--- BEGIN ---

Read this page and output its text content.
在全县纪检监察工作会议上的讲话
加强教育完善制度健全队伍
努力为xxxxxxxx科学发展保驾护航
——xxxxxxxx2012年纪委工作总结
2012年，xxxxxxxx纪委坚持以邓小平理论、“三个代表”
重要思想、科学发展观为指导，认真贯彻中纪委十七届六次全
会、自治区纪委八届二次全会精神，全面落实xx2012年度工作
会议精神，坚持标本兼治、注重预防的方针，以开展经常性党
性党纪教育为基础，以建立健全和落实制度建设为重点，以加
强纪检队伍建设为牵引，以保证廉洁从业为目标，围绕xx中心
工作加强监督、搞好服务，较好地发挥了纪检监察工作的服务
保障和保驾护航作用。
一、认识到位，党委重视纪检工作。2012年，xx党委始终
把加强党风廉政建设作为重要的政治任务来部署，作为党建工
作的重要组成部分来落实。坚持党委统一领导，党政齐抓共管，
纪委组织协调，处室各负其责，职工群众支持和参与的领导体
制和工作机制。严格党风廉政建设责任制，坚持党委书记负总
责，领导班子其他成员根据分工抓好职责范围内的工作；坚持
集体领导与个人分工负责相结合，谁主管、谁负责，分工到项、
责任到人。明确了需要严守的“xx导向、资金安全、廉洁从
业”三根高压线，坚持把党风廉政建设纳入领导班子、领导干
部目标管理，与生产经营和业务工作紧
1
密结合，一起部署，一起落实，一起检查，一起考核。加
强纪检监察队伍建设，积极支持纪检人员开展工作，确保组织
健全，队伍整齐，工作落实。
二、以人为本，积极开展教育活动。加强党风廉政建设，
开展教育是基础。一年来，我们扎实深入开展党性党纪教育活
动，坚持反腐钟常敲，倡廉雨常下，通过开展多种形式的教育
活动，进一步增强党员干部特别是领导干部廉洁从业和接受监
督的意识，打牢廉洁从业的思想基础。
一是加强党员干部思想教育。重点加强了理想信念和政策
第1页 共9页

--- END ---

• EXERCISE DIRECTIONS: Copy out each line exactly.

• FINISHED ANSWER:
Read this page and output its text content.
在全县纪检监察工作会议上的讲话
加强教育完善制度健全队伍
努力为xxxxxxxx科学发展保驾护航
——xxxxxxxx2012年纪委工作总结
2012年，xxxxxxxx纪委坚持以邓小平理论、“三个代表”
重要思想、科学发展观为指导，认真贯彻中纪委十七届六次全
会、自治区纪委八届二次全会精神，全面落实xx2012年度工作
会议精神，坚持标本兼治、注重预防的方针，以开展经常性党
性党纪教育为基础，以建立健全和落实制度建设为重点，以加
强纪检队伍建设为牵引，以保证廉洁从业为目标，围绕xx中心
工作加强监督、搞好服务，较好地发挥了纪检监察工作的服务
保障和保驾护航作用。
一、认识到位，党委重视纪检工作。2012年，xx党委始终
把加强党风廉政建设作为重要的政治任务来部署，作为党建工
作的重要组成部分来落实。坚持党委统一领导，党政齐抓共管，
纪委组织协调，处室各负其责，职工群众支持和参与的领导体
制和工作机制。严格党风廉政建设责任制，坚持党委书记负总
责，领导班子其他成员根据分工抓好职责范围内的工作；坚持
集体领导与个人分工负责相结合，谁主管、谁负责，分工到项、
责任到人。明确了需要严守的“xx导向、资金安全、廉洁从
业”三根高压线，坚持把党风廉政建设纳入领导班子、领导干
部目标管理，与生产经营和业务工作紧
1
密结合，一起部署，一起落实，一起检查，一起考核。加
强纪检监察队伍建设，积极支持纪检人员开展工作，确保组织
健全，队伍整齐，工作落实。
二、以人为本，积极开展教育活动。加强党风廉政建设，
开展教育是基础。一年来，我们扎实深入开展党性党纪教育活
动，坚持反腐钟常敲，倡廉雨常下，通过开展多种形式的教育
活动，进一步增强党员干部特别是领导干部廉洁从业和接受监
督的意识，打牢廉洁从业的思想基础。
一是加强党员干部思想教育。重点加强了理想信念和政策
第1页 共9页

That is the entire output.